## Begin Exercise material

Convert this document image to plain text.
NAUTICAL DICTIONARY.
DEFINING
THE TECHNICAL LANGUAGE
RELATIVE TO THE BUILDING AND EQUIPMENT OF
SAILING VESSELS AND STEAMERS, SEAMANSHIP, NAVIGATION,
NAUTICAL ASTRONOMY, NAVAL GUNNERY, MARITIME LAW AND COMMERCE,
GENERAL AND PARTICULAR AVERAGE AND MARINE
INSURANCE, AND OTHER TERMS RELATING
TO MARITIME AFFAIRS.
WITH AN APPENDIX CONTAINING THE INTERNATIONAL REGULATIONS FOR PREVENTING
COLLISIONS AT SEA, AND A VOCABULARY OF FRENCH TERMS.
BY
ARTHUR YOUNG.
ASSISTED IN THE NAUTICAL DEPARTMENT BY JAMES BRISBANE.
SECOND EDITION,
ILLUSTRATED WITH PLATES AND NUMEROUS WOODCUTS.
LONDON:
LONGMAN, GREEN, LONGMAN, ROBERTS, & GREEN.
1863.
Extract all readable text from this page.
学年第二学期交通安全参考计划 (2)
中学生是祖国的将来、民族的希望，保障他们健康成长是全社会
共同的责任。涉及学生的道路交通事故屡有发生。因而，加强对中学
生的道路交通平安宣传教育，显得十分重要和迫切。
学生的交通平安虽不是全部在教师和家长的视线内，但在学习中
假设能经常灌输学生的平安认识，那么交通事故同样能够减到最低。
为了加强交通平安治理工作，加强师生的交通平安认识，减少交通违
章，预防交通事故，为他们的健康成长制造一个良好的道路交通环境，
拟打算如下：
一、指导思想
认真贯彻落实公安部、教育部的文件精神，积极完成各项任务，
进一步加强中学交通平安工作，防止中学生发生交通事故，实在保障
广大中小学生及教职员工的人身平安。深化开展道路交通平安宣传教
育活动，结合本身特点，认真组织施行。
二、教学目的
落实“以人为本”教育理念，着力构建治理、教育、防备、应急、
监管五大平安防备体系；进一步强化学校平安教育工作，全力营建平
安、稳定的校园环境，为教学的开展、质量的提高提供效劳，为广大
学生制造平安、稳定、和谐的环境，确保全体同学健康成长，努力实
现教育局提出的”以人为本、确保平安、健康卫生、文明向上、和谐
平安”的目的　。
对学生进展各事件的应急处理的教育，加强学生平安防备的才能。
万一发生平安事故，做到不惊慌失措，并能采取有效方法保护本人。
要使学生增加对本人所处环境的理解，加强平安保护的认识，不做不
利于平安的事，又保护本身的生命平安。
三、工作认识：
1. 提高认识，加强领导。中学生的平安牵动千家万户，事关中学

## End Exercise material

## What is expected
State how many lines of the entries above include the word "MARITIME", offering no text other than the number.

## Correct response
2